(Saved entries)
------------------------------

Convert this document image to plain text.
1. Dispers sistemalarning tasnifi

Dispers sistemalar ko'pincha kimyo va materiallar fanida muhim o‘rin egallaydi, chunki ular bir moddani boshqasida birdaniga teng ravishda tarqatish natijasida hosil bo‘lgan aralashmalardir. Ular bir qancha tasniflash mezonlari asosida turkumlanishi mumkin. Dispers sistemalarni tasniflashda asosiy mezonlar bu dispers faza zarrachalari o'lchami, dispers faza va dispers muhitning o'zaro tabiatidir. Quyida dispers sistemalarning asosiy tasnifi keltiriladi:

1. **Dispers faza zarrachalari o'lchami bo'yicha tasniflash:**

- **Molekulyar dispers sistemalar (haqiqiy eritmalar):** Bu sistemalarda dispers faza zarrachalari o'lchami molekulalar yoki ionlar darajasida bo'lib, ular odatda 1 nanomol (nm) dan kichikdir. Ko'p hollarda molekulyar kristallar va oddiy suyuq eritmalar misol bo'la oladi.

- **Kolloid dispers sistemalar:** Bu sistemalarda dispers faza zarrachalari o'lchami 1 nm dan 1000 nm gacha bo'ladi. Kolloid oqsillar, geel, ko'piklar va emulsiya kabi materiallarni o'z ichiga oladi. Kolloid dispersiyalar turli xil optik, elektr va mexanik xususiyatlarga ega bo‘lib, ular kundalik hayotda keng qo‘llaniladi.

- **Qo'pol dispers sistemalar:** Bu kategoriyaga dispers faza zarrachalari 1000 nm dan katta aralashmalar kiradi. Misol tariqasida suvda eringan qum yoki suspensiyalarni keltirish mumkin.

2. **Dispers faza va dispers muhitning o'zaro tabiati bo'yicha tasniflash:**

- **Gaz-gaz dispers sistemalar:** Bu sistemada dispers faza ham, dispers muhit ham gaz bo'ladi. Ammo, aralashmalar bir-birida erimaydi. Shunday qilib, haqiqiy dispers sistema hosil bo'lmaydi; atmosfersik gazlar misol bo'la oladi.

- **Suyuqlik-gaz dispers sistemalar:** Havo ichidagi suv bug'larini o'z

------------------------------

→ Exercise prompt:
Please copy out each record, character for character.

→ Solution for this problem:
Convert this document image to plain text.
1. Dispers sistemalarning tasnifi

Dispers sistemalar ko'pincha kimyo va materiallar fanida muhim o‘rin egallaydi, chunki ular bir moddani boshqasida birdaniga teng ravishda tarqatish natijasida hosil bo‘lgan aralashmalardir. Ular bir qancha tasniflash mezonlari asosida turkumlanishi mumkin. Dispers sistemalarni tasniflashda asosiy mezonlar bu dispers faza zarrachalari o'lchami, dispers faza va dispers muhitning o'zaro tabiatidir. Quyida dispers sistemalarning asosiy tasnifi keltiriladi:

1. **Dispers faza zarrachalari o'lchami bo'yicha tasniflash:**

- **Molekulyar dispers sistemalar (haqiqiy eritmalar):** Bu sistemalarda dispers faza zarrachalari o'lchami molekulalar yoki ionlar darajasida bo'lib, ular odatda 1 nanomol (nm) dan kichikdir. Ko'p hollarda molekulyar kristallar va oddiy suyuq eritmalar misol bo'la oladi.

- **Kolloid dispers sistemalar:** Bu sistemalarda dispers faza zarrachalari o'lchami 1 nm dan 1000 nm gacha bo'ladi. Kolloid oqsillar, geel, ko'piklar va emulsiya kabi materiallarni o'z ichiga oladi. Kolloid dispersiyalar turli xil optik, elektr va mexanik xususiyatlarga ega bo‘lib, ular kundalik hayotda keng qo‘llaniladi.

- **Qo'pol dispers sistemalar:** Bu kategoriyaga dispers faza zarrachalari 1000 nm dan katta aralashmalar kiradi. Misol tariqasida suvda eringan qum yoki suspensiyalarni keltirish mumkin.

2. **Dispers faza va dispers muhitning o'zaro tabiati bo'yicha tasniflash:**

- **Gaz-gaz dispers sistemalar:** Bu sistemada dispers faza ham, dispers muhit ham gaz bo'ladi. Ammo, aralashmalar bir-birida erimaydi. Shunday qilib, haqiqiy dispers sistema hosil bo'lmaydi; atmosfersik gazlar misol bo'la oladi.

- **Suyuqlik-gaz dispers sistemalar:** Havo ichidagi suv bug'larini o'z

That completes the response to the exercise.